*Stated exercise*.
Your task is to copy the listing exactly. Drop any pictures from the copy.

## Begin Data for the task

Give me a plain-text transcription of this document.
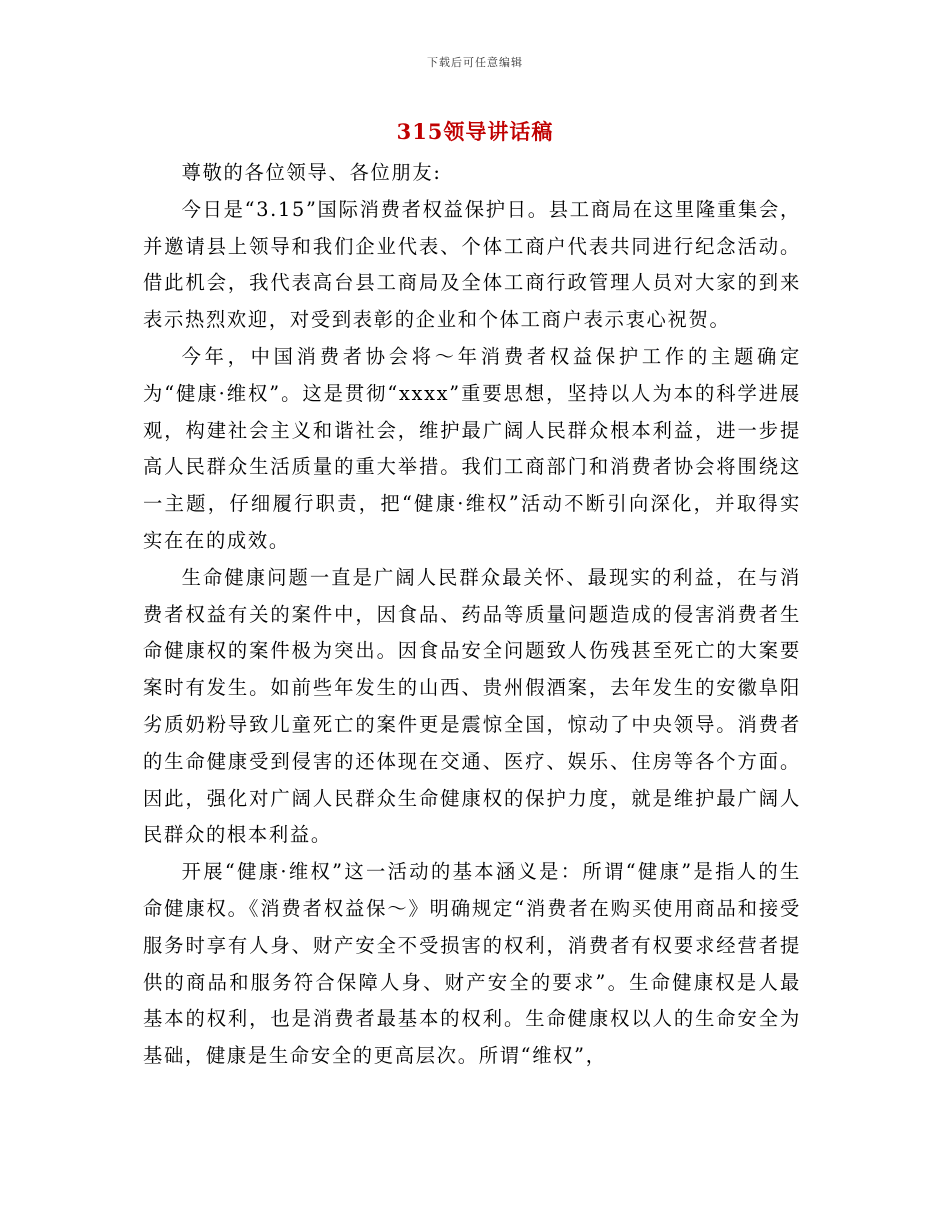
下载后可任意编辑
315领导讲话稿

尊敬的各位领导、各位朋友:

今日是“3.15”国际消费者权益保护日。县工商局在这里隆重集会，并邀请县上领导和我们企业代表、个体工商户代表共同进行纪念活动。借此机会，我代表高台县工商局及全体工商行政管理人员对大家的到来表示热烈欢迎，对受到表彰的企业和个体工商户表示衷心祝贺。

今年，中国消费者协会将～年消费者权益保护工作的主题确定为“健康·维权”。这是贯彻“xxxx”重要思想，坚持以人为本的科学进展观，构建社会主义和谐社会，维护最广阔人民群众根本利益，进一步提高人民群众生活质量的重大举措。我们工商部门和消费者协会将围绕这一主题，仔细履行职责，把“健康·维权”活动不断引向深化，并取得实实在在的成效。

生命健康问题一直是广阔人民群众最关怀、最现实的利益，在与消费者权益有关的案件中，因食品、药品等质量问题造成的侵害消费者生命健康权的案件极为突出。因食品安全问题致人伤残甚至死亡的大案要案时有发生。如前些年发生的山西、贵州假酒案，去年发生的安徽阜阳劣质奶粉导致儿童死亡的案件更是震惊全国，惊动了中央领导。消费者的生命健康受到侵害的还体现在交通、医疗、娱乐、住房等各个方面。因此，强化对广阔人民群众生命健康权的保护力度，就是维护最广阔人民群众的根本利益。

开展“健康·维权”这一活动的基本涵义是：所谓“健康”是指人的生命健康权。《消费者权益保～》明确规定“消费者在购买使用商品和接受服务时享有人身、财产安全不受损害的权利，消费者有权要求经营者提供的商品和服务符合保障人身、财产安全的要求”。生命健康权是人最基本的权利，也是消费者最基本的权利。生命健康权以人的生命安全为基础，健康是生命安全的更高层次。所谓“维权”，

## End Data for the task

*Solved problem*.
Give me a plain-text transcription of this document.
下载后可任意编辑
315领导讲话稿

尊敬的各位领导、各位朋友:

今日是“3.15”国际消费者权益保护日。县工商局在这里隆重集会，并邀请县上领导和我们企业代表、个体工商户代表共同进行纪念活动。借此机会，我代表高台县工商局及全体工商行政管理人员对大家的到来表示热烈欢迎，对受到表彰的企业和个体工商户表示衷心祝贺。

今年，中国消费者协会将～年消费者权益保护工作的主题确定为“健康·维权”。这是贯彻“xxxx”重要思想，坚持以人为本的科学进展观，构建社会主义和谐社会，维护最广阔人民群众根本利益，进一步提高人民群众生活质量的重大举措。我们工商部门和消费者协会将围绕这一主题，仔细履行职责，把“健康·维权”活动不断引向深化，并取得实实在在的成效。

生命健康问题一直是广阔人民群众最关怀、最现实的利益，在与消费者权益有关的案件中，因食品、药品等质量问题造成的侵害消费者生命健康权的案件极为突出。因食品安全问题致人伤残甚至死亡的大案要案时有发生。如前些年发生的山西、贵州假酒案，去年发生的安徽阜阳劣质奶粉导致儿童死亡的案件更是震惊全国，惊动了中央领导。消费者的生命健康受到侵害的还体现在交通、医疗、娱乐、住房等各个方面。因此，强化对广阔人民群众生命健康权的保护力度，就是维护最广阔人民群众的根本利益。

开展“健康·维权”这一活动的基本涵义是：所谓“健康”是指人的生命健康权。《消费者权益保～》明确规定“消费者在购买使用商品和接受服务时享有人身、财产安全不受损害的权利，消费者有权要求经营者提供的商品和服务符合保障人身、财产安全的要求”。生命健康权是人最基本的权利，也是消费者最基本的权利。生命健康权以人的生命安全为基础，健康是生命安全的更高层次。所谓“维权”，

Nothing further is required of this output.